**Textabschnitt**
....................

Wir können nicht in der Schule oder bei der Arbeit erscheinen und sagen: „So, hört bitte alle mal zu, ich will Euch jetzt erklären, warum ihr an Christus glauben müsst". Das wäre weder die richtige Zeit noch der richtige Ort noch die richtige Art. Aber wir können Fragen beantworten. Die anderen wollen gern wissen, was ihr am Wochenende gemacht habt, welche Musik ihr hört; etc.

Manchmal sind sie auch betroffen, zum Beispiel, wenn ein(e) Freund(in) oder ein Verwandter gestorben ist. Plötzlich steht die Frage nach dem Sinn des Lebens im Raum. Dasselbe gilt für manche Tagesthemen, die nachdenklich stimmen.

Schön ist auch, wenn Menschen, mit denen wir zu tun haben, etwas an uns bemerken, das anders ist (z. B. dass wir nicht lügen; oder auch, dass wir eine Freude haben, die sie nicht kennen). Dann kann sich leicht ein Gespräch ergeben.

Erfahrungsgemäß kommen solche Gespräche leichter „eins zu eins" zu Stande als in einer Gruppe. Das liegt daran, dass die Menschen dann ehrlicher sind, als wenn andere dabei sind, vor denen sie die Maske nicht herunterlassen wollen (d. h. nicht zugeben wollen, dass sie Fragen zum Glauben haben). Interessant ist, dass der Herr Jesus sich auch oft detailliert mit Einzelpersonen befasst hat - man denke an Nikodemus (Joh 3), die Frau in Samaria (Joh 4) oder den blindgeborenen Mann (Joh 9).

....................

**Zeilen**

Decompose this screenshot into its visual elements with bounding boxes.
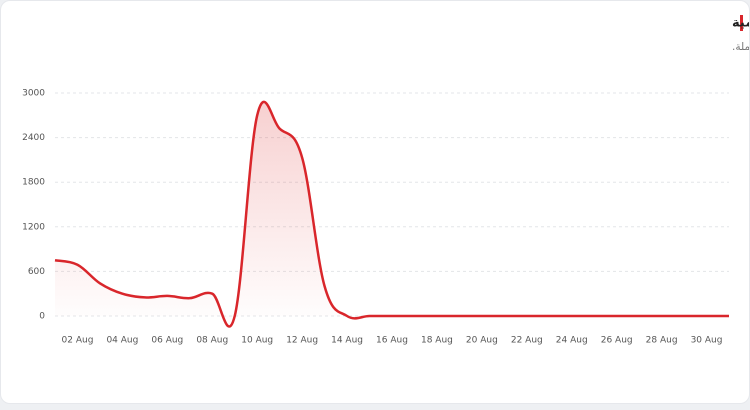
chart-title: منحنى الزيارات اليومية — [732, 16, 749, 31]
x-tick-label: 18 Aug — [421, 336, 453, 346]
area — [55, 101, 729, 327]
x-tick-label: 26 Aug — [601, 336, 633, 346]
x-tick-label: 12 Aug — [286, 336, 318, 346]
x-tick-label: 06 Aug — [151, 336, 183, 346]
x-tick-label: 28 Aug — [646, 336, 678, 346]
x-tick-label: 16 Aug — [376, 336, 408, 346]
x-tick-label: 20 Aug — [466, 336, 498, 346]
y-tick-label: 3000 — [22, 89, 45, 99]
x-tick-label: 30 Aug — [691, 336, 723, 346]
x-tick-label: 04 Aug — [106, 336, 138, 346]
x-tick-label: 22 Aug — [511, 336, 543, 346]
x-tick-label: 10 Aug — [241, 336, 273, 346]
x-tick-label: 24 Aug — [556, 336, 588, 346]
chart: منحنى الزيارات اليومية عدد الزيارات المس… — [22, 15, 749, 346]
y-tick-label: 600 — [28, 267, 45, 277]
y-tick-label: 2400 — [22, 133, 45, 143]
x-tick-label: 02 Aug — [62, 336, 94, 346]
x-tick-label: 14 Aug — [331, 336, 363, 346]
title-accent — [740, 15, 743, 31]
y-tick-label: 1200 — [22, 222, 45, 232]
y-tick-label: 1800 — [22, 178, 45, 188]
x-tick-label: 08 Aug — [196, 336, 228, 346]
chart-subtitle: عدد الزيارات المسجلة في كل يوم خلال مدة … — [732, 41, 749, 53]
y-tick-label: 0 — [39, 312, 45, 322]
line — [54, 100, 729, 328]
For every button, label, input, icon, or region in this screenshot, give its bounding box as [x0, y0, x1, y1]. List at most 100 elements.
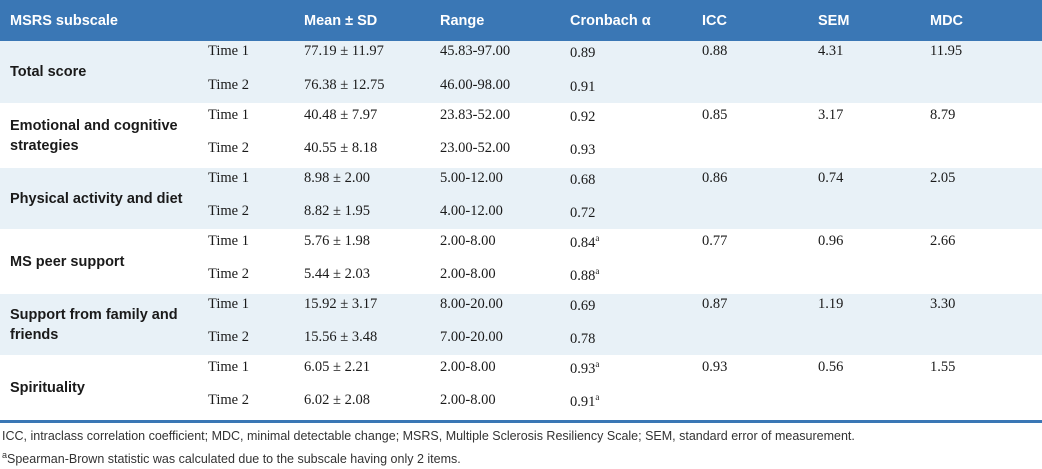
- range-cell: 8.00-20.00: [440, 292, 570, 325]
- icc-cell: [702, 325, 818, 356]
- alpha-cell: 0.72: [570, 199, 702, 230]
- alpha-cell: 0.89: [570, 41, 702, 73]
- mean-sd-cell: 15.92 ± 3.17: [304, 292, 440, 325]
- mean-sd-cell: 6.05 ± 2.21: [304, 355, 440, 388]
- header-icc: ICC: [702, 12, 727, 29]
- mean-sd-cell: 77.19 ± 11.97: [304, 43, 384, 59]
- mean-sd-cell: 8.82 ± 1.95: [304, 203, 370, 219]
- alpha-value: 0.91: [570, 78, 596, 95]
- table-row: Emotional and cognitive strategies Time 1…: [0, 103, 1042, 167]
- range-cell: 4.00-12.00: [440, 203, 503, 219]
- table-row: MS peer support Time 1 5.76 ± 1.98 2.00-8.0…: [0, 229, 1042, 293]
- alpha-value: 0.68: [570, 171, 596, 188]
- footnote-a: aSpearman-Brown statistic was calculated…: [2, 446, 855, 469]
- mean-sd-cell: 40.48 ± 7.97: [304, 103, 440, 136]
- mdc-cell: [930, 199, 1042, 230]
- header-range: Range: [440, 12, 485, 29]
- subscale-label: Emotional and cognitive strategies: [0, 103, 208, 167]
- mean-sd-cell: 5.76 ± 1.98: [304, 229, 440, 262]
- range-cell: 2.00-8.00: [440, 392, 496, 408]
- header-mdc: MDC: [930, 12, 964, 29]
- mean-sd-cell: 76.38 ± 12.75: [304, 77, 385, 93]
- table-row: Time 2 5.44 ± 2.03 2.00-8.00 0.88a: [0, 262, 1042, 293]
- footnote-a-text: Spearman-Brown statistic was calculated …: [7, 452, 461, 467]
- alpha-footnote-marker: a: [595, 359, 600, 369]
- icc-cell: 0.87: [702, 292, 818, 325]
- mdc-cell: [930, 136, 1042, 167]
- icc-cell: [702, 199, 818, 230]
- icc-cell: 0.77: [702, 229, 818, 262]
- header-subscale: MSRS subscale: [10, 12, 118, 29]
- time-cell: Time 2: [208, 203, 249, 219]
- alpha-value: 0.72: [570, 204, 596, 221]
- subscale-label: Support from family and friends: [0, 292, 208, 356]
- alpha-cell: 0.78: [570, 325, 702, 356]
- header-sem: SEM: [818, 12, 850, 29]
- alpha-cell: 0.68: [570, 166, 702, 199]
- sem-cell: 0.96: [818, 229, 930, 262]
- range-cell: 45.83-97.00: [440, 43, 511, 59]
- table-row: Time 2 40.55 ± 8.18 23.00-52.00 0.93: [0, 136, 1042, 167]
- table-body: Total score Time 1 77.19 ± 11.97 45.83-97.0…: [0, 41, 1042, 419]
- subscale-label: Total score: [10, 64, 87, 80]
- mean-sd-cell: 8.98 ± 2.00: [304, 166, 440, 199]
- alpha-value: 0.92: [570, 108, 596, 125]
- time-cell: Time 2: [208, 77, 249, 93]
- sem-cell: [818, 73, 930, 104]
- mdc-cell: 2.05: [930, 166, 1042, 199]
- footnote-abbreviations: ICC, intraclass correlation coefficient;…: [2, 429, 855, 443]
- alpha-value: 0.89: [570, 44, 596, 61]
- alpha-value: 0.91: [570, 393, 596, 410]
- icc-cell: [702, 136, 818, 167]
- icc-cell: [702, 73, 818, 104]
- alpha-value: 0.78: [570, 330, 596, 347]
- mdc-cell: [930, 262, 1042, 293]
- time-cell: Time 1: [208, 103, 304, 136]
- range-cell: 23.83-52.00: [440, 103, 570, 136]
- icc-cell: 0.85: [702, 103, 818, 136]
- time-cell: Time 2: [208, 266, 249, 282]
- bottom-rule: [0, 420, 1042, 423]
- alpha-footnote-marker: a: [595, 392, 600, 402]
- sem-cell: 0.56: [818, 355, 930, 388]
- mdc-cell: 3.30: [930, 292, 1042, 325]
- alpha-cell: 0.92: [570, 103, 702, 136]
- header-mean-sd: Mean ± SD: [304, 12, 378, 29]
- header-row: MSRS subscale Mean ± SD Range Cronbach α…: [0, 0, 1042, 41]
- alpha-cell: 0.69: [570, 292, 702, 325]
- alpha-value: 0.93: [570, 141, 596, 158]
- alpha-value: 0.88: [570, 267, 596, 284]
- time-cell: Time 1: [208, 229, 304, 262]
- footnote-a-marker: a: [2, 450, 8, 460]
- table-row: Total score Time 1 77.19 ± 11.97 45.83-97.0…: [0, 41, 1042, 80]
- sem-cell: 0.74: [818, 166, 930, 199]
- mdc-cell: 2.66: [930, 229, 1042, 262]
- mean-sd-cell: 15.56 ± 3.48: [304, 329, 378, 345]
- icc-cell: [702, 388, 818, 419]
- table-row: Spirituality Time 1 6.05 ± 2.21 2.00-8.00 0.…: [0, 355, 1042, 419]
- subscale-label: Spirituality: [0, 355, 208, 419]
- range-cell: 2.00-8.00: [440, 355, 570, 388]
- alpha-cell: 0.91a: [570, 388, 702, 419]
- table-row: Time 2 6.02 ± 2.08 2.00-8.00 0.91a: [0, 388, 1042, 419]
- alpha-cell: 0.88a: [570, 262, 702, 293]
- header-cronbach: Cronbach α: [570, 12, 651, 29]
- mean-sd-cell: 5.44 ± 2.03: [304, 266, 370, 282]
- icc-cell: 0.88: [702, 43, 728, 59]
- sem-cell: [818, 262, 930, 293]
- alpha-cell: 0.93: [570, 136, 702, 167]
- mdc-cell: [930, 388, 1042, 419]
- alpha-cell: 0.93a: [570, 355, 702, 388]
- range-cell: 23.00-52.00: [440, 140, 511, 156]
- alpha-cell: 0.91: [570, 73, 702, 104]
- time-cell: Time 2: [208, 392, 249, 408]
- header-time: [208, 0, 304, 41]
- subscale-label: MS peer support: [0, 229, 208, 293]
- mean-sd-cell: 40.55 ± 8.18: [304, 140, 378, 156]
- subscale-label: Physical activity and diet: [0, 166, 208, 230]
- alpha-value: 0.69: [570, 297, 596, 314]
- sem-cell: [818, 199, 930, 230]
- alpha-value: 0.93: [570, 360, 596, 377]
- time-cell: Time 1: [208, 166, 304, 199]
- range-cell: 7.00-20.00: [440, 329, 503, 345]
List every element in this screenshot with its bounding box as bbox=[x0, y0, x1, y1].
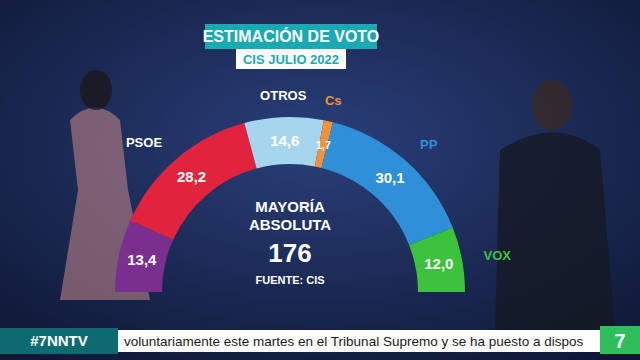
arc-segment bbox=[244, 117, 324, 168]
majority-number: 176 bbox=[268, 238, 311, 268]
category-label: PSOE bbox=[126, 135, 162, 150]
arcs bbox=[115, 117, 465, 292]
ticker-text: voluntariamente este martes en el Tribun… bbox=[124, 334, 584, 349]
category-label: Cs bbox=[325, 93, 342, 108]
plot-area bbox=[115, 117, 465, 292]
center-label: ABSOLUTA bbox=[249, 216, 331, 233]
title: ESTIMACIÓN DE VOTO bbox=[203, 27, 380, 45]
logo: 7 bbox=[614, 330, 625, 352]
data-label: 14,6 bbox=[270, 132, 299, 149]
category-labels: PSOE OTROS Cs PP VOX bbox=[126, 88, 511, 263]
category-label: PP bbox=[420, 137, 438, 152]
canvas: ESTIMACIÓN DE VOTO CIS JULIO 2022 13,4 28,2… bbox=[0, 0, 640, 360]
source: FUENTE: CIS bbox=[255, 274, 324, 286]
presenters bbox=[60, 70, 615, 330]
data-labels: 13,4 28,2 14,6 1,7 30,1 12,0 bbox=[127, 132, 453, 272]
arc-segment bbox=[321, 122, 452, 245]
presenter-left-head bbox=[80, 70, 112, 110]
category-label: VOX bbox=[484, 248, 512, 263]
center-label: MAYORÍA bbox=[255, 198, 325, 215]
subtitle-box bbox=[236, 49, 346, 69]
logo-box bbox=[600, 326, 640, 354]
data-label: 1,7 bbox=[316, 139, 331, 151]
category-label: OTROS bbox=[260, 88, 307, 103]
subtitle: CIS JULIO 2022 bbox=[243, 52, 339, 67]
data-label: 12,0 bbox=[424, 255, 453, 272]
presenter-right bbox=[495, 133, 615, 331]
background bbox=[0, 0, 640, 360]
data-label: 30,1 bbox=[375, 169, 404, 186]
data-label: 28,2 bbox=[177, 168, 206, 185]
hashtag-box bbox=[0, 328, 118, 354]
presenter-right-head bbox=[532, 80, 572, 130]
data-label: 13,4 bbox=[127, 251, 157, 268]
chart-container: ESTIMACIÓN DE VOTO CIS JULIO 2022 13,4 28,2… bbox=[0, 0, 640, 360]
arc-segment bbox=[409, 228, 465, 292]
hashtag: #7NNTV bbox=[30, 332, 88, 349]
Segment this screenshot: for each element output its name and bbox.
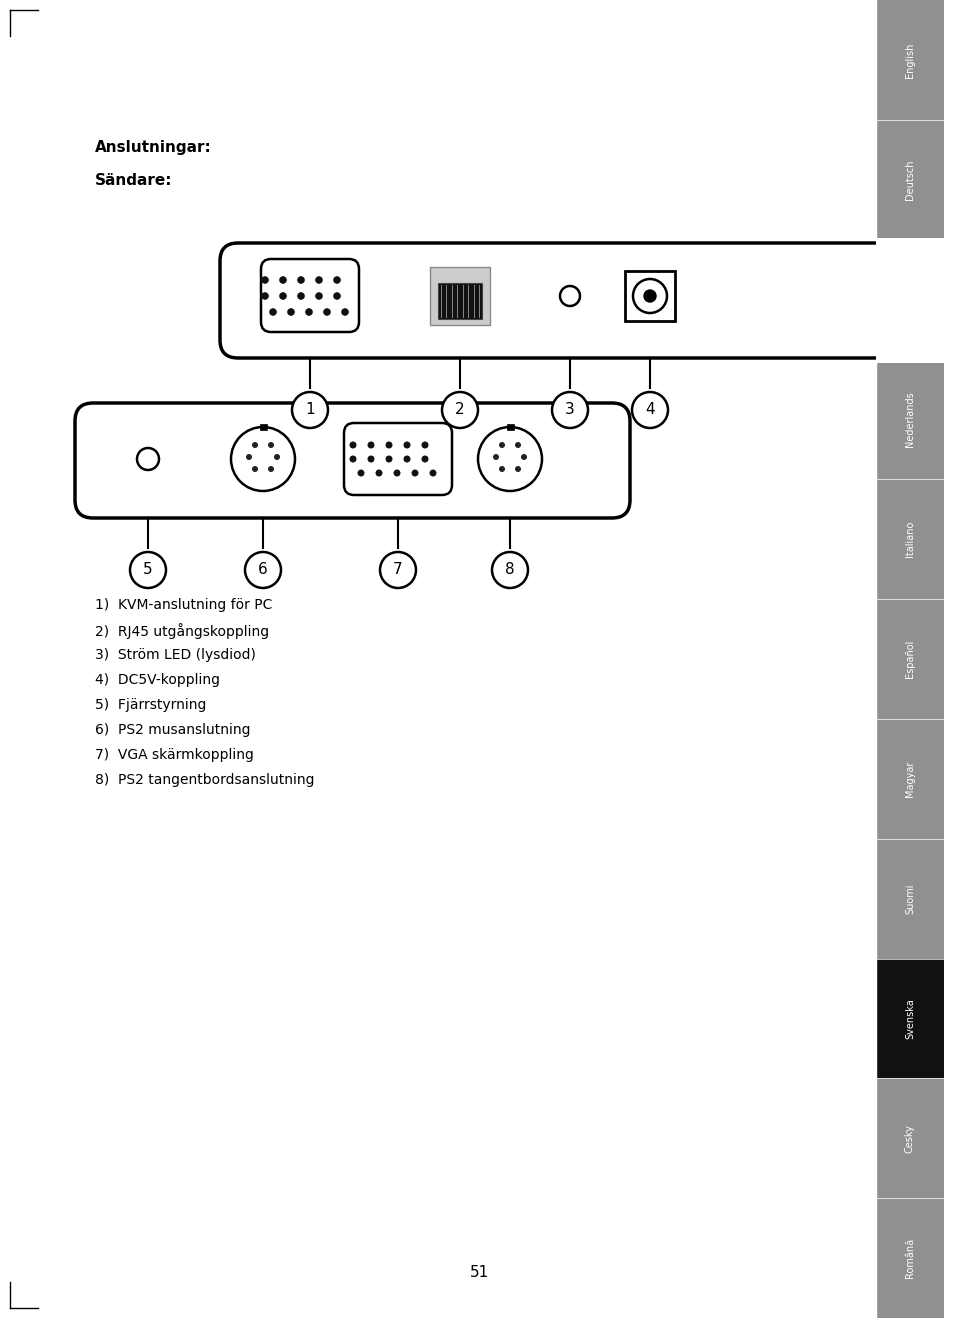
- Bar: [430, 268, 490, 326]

....................

**Arbeitsauftrag 1**
Fasse bitte den Absatz im Textabschnitt, der mit „Erfahrungsgemäß kommen solche Gespräche“ beginnt, als kurze Liste zusammen.
**Arbeitsauftrag 2**
Führe den Textabschnitt über Glaubensgespräche im Alltag im gleichen Ton weiter, beginnend nach seinem letzten Satz.

**Ergebnis 1**
- Solche Gespräche kommen erfahrungsgemäß leichter zu zweit zustande als in einer Gruppe.
- Unter vier Augen sind Menschen ehrlicher. Vor anderen wollen sie die Maske nicht fallen lassen und nicht zugeben, dass sie Fragen zum Glauben haben.
- Auch Jesus hat sich oft ausführlich mit Einzelpersonen befasst, etwa mit Nikodemus (Joh 3), der Frau in Samaria (Joh 4) und dem blindgeborenen Mann (Joh 9).

**Ergebnis 2**
Aus diesen Anregungen geht auch hervor, dass wir oft den Zeitpunkt für ein gutes Gespräch nicht bestimmen können. Es geht eben darum, „bereit" zu sein, Rechenschaft abzulegen von unserem Glauben (ich spiele hier wieder auf den Vers in 1. Petrus 3 an).

Außerdem gibt es Möglichkeiten, das Evangelium systematisch zu verbreiten, zum Beispiel durch Traktate, Flyer, evangelistische Broschüren oder Kalender. Ein geeigneter Link unter unserer E-Mail-Unterschrift, beispielsweise zu einer evangelistischen Internetseite, kann auch Wegweiser sein.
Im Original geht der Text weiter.